» **Exercise**
Extract every line where the string "this" appears.

» **Data to process**
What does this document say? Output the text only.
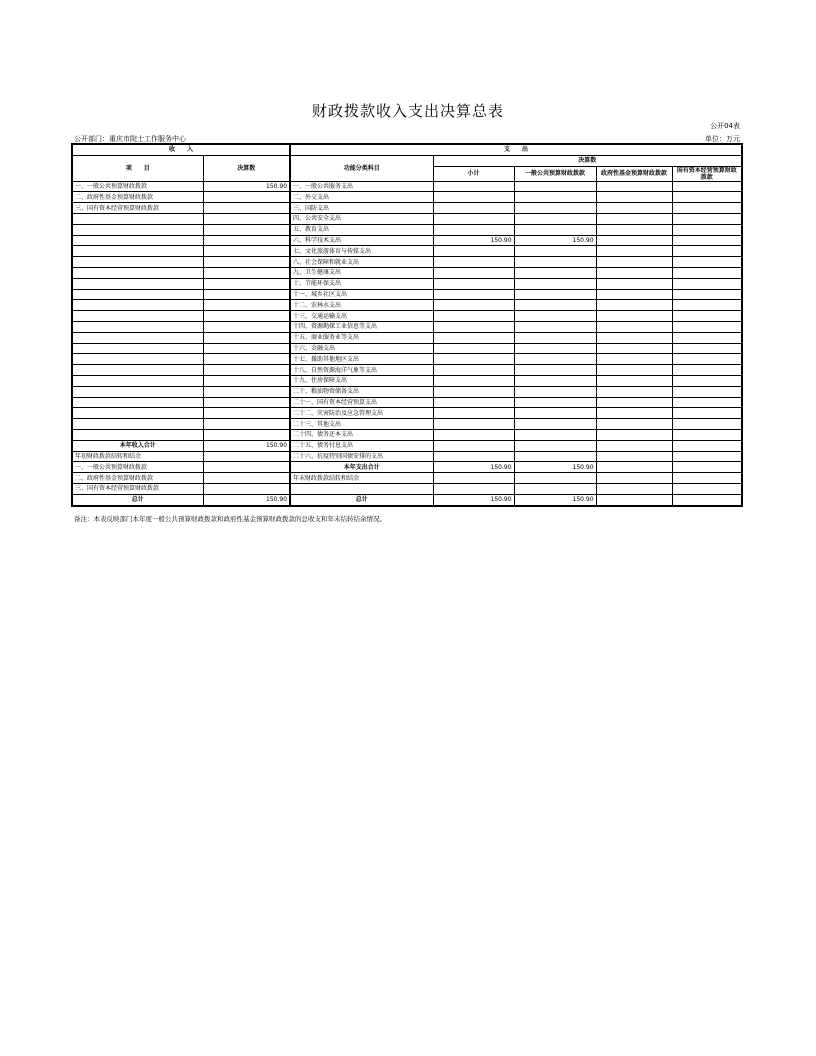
财政拨款收入支出决算总表
公开04表
公开部门：重庆市院士工作服务中心	单位：万元
收　　入		支　　出				
项　　目	决算数	功能分类科目	决算数			
			小计	一般公共预算财政拨款	政府性基金预算财政拨款	国有资本经营预算财政拨款

一、一般公共预算财政拨款	150.90	一、一般公共服务支出				
二、政府性基金预算财政拨款		二、外交支出				
三、国有资本经营预算财政拨款		三、国防支出				
		四、公共安全支出				
		五、教育支出				
		六、科学技术支出	150.90	150.90		
		七、文化旅游体育与传媒支出				
		八、社会保障和就业支出				
		九、卫生健康支出				
		十、节能环保支出				
		十一、城乡社区支出				
		十二、农林水支出				
		十三、交通运输支出				
		十四、资源勘探工业信息等支出				
		十五、商业服务业等支出				
		十六、金融支出				
		十七、援助其他地区支出				
		十八、自然资源海洋气象等支出				
		十九、住房保障支出				
		二十、粮油物资储备支出				
		二十一、国有资本经营预算支出				
		二十二、灾害防治及应急管理支出				
		二十三、其他支出				
		二十四、债务还本支出				
本年收入合计	150.90	二十五、债务付息支出				
年初财政拨款结转和结余		二十六、抗疫特别国债安排的支出				
一、一般公共预算财政拨款		本年支出合计	150.90	150.90		
二、政府性基金预算财政拨款		年末财政拨款结转和结余				
三、国有资本经营预算财政拨款						
总计	150.90	总计	150.90	150.90		
备注：本表反映部门本年度一般公共预算财政拨款和政府性基金预算财政拨款的总收支和年末结转结余情况。
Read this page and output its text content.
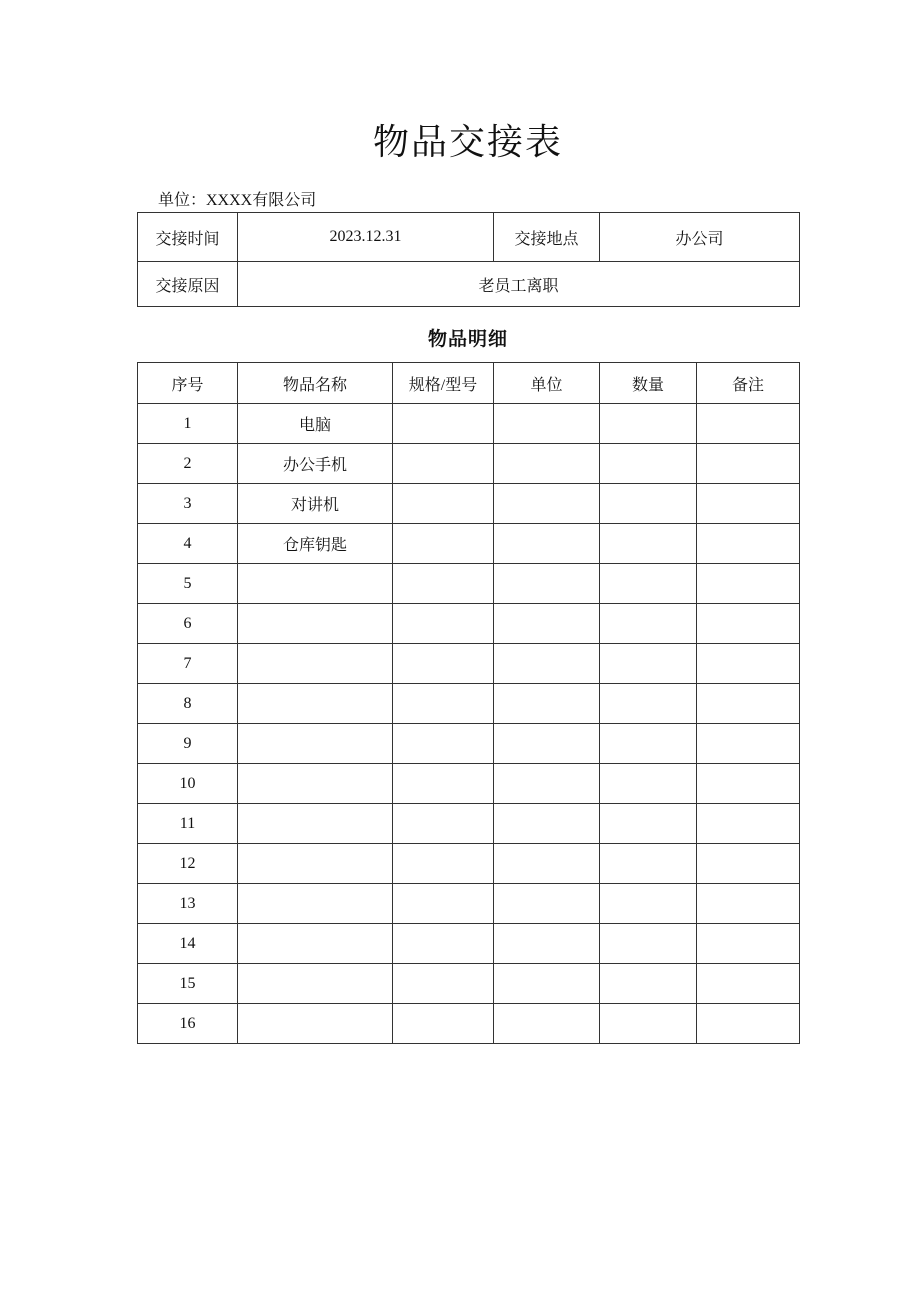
物品交接表
单位：XXXX有限公司
交接时间	2023.12.31	交接地点	办公司
交接原因	老员工离职		
物品明细
序号	物品名称	规格/型号	单位	数量	备注
1	电脑				
2	办公手机				
3	对讲机				
4	仓库钥匙				
5					
6					
7					
8					
9					
10					
11					
12					
13					
14					
15					
16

» **Output of the task**
What does this document say? Output the text only.
Read this page and output its text content.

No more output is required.